Your goal — Gather from the listing below each line that includes the word "text", and copy it.
━━━━━ Data to use ━━━━━
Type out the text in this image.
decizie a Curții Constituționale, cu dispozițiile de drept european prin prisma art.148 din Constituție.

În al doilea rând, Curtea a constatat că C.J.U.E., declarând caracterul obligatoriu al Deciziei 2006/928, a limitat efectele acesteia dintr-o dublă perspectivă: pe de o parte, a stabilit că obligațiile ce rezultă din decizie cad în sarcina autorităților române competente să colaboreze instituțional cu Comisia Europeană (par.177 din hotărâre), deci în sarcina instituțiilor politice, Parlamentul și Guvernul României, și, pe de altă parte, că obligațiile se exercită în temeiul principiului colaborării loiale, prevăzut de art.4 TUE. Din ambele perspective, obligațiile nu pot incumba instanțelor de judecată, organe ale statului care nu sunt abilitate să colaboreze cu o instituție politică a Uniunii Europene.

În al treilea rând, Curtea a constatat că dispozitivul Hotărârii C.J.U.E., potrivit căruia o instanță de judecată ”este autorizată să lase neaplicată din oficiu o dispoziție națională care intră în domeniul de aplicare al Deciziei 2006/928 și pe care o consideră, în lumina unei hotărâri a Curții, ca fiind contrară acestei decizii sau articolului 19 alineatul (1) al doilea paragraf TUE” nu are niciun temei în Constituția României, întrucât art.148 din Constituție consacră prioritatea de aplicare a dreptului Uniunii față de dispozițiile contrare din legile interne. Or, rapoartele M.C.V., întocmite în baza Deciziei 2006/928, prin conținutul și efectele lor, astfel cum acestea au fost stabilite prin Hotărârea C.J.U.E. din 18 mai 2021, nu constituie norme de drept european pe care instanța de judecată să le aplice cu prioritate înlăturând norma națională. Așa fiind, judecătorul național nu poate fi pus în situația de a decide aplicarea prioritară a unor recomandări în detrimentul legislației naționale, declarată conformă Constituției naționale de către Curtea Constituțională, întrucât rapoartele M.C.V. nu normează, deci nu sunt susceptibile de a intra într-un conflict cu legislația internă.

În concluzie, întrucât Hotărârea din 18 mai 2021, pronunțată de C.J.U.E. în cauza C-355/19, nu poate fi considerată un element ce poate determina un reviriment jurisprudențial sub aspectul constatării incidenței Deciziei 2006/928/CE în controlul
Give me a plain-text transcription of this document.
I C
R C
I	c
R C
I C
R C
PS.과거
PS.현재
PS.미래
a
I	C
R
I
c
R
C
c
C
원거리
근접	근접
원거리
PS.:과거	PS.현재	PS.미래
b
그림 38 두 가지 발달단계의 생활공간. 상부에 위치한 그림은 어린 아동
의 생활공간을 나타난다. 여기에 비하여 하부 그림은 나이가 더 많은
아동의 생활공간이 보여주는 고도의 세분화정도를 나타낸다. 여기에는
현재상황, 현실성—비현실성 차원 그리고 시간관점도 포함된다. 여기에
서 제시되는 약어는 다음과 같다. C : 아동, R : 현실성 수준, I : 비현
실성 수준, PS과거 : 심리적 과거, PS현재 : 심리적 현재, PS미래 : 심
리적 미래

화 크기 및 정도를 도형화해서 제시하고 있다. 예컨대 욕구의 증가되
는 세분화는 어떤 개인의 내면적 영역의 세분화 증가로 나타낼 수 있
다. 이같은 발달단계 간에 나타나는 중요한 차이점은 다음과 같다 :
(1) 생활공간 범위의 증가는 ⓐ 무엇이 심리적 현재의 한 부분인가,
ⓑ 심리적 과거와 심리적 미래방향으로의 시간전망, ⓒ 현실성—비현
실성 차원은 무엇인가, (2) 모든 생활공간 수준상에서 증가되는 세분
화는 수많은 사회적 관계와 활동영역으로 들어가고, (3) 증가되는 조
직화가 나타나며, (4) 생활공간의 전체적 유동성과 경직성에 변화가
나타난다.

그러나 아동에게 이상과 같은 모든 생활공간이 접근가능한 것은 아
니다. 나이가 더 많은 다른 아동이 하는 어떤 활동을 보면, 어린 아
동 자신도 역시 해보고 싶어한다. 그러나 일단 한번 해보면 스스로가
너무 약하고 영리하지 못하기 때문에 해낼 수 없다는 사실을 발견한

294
━━━━━
Answer for this exercise —
Type out the text in this image.
Give me a plain-text transcription of this document.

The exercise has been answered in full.